THE TASK
Write out the entries below once more, exactly.

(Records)
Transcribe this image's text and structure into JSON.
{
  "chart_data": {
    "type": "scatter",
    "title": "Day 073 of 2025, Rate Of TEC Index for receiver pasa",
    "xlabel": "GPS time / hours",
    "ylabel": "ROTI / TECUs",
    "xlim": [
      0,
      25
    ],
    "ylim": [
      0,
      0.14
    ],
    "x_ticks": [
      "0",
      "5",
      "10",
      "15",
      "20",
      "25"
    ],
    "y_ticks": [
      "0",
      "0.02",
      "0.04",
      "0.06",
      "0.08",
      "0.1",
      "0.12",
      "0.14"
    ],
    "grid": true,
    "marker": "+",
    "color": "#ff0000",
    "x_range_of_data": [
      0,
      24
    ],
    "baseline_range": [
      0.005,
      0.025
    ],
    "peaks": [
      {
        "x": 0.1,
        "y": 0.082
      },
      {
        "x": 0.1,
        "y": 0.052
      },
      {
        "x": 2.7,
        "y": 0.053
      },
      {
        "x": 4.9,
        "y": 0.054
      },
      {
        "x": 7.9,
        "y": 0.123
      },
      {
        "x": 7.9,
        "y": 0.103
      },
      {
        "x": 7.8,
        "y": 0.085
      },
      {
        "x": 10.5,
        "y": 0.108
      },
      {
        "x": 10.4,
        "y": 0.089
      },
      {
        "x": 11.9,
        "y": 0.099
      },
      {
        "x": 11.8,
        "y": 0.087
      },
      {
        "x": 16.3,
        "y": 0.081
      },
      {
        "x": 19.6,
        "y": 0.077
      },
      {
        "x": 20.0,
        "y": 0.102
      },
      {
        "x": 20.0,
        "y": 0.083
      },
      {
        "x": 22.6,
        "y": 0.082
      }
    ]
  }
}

THE RESPONSE
Transcribe this image's text and structure into JSON.
{
  "chart_data": {
    "type": "scatter",
    "title": "Day 073 of 2025, Rate Of TEC Index for receiver pasa",
    "xlabel": "GPS time / hours",
    "ylabel": "ROTI / TECUs",
    "xlim": [
      0,
      25
    ],
    "ylim": [
      0,
      0.14
    ],
    "x_ticks": [
      "0",
      "5",
      "10",
      "15",
      "20",
      "25"
    ],
    "y_ticks": [
      "0",
      "0.02",
      "0.04",
      "0.06",
      "0.08",
      "0.1",
      "0.12",
      "0.14"
    ],
    "grid": true,
    "marker": "+",
    "color": "#ff0000",
    "x_range_of_data": [
      0,
      24
    ],
    "baseline_range": [
      0.005,
      0.025
    ],
    "peaks": [
      {
        "x": 0.1,
        "y": 0.082
      },
      {
        "x": 0.1,
        "y": 0.052
      },
      {
        "x": 2.7,
        "y": 0.053
      },
      {
        "x": 4.9,
        "y": 0.054
      },
      {
        "x": 7.9,
        "y": 0.123
      },
      {
        "x": 7.9,
        "y": 0.103
      },
      {
        "x": 7.8,
        "y": 0.085
      },
      {
        "x": 10.5,
        "y": 0.108
      },
      {
        "x": 10.4,
        "y": 0.089
      },
      {
        "x": 11.9,
        "y": 0.099
      },
      {
        "x": 11.8,
        "y": 0.087
      },
      {
        "x": 16.3,
        "y": 0.081
      },
      {
        "x": 19.6,
        "y": 0.077
      },
      {
        "x": 20.0,
        "y": 0.102
      },
      {
        "x": 20.0,
        "y": 0.083
      },
      {
        "x": 22.6,
        "y": 0.082
      }
    ]
  }
}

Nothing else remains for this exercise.